Task goal
Repeat exactly each line of the data provided below.

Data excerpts
## start
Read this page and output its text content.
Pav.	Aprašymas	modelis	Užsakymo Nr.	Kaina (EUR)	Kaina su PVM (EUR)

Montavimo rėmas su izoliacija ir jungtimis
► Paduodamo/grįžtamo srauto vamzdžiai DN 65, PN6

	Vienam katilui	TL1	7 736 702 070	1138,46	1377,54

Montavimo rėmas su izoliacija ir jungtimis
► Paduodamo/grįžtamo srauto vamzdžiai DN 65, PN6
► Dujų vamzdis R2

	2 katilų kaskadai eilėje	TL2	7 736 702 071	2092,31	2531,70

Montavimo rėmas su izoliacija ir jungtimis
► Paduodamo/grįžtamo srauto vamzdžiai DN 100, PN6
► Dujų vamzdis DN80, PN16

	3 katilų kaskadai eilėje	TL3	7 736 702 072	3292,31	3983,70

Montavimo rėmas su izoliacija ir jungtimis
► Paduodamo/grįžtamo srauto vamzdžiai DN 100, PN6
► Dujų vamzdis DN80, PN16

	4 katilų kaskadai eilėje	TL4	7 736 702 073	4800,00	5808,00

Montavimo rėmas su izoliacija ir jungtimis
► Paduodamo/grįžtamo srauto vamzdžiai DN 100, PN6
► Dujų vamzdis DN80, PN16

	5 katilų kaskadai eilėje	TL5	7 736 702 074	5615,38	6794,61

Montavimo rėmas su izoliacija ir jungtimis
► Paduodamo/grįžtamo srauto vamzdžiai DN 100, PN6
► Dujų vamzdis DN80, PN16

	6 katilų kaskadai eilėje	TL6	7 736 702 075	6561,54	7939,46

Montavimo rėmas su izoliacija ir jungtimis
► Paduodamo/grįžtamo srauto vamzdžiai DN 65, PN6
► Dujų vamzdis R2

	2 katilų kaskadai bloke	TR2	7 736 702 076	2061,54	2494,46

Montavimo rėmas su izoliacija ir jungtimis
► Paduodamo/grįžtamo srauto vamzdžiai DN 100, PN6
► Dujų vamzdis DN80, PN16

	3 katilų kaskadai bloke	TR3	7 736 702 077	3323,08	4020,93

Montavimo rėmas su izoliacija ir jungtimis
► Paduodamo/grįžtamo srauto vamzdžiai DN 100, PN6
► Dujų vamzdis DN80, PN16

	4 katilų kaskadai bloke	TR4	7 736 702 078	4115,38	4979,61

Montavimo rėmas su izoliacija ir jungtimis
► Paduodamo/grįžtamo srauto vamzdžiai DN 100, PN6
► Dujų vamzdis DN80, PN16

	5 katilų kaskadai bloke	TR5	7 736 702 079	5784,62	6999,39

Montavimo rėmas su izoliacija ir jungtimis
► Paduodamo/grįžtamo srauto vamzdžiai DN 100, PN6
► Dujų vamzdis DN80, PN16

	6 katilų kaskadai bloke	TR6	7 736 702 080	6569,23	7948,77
## end
Complete response
Read this page and output its text content.
Pav.	Aprašymas	modelis	Užsakymo Nr.	Kaina (EUR)	Kaina su PVM (EUR)

Montavimo rėmas su izoliacija ir jungtimis
► Paduodamo/grįžtamo srauto vamzdžiai DN 65, PN6

	Vienam katilui	TL1	7 736 702 070	1138,46	1377,54

Montavimo rėmas su izoliacija ir jungtimis
► Paduodamo/grįžtamo srauto vamzdžiai DN 65, PN6
► Dujų vamzdis R2

	2 katilų kaskadai eilėje	TL2	7 736 702 071	2092,31	2531,70

Montavimo rėmas su izoliacija ir jungtimis
► Paduodamo/grįžtamo srauto vamzdžiai DN 100, PN6
► Dujų vamzdis DN80, PN16

	3 katilų kaskadai eilėje	TL3	7 736 702 072	3292,31	3983,70

Montavimo rėmas su izoliacija ir jungtimis
► Paduodamo/grįžtamo srauto vamzdžiai DN 100, PN6
► Dujų vamzdis DN80, PN16

	4 katilų kaskadai eilėje	TL4	7 736 702 073	4800,00	5808,00

Montavimo rėmas su izoliacija ir jungtimis
► Paduodamo/grįžtamo srauto vamzdžiai DN 100, PN6
► Dujų vamzdis DN80, PN16

	5 katilų kaskadai eilėje	TL5	7 736 702 074	5615,38	6794,61

Montavimo rėmas su izoliacija ir jungtimis
► Paduodamo/grįžtamo srauto vamzdžiai DN 100, PN6
► Dujų vamzdis DN80, PN16

	6 katilų kaskadai eilėje	TL6	7 736 702 075	6561,54	7939,46

Montavimo rėmas su izoliacija ir jungtimis
► Paduodamo/grįžtamo srauto vamzdžiai DN 65, PN6
► Dujų vamzdis R2

	2 katilų kaskadai bloke	TR2	7 736 702 076	2061,54	2494,46

Montavimo rėmas su izoliacija ir jungtimis
► Paduodamo/grįžtamo srauto vamzdžiai DN 100, PN6
► Dujų vamzdis DN80, PN16

	3 katilų kaskadai bloke	TR3	7 736 702 077	3323,08	4020,93

Montavimo rėmas su izoliacija ir jungtimis
► Paduodamo/grįžtamo srauto vamzdžiai DN 100, PN6
► Dujų vamzdis DN80, PN16

	4 katilų kaskadai bloke	TR4	7 736 702 078	4115,38	4979,61

Montavimo rėmas su izoliacija ir jungtimis
► Paduodamo/grįžtamo srauto vamzdžiai DN 100, PN6
► Dujų vamzdis DN80, PN16

	5 katilų kaskadai bloke	TR5	7 736 702 079	5784,62	6999,39

Montavimo rėmas su izoliacija ir jungtimis
► Paduodamo/grįžtamo srauto vamzdžiai DN 100, PN6
► Dujų vamzdis DN80, PN16

	6 katilų kaskadai bloke	TR6	7 736 702 080	6569,23	7948,77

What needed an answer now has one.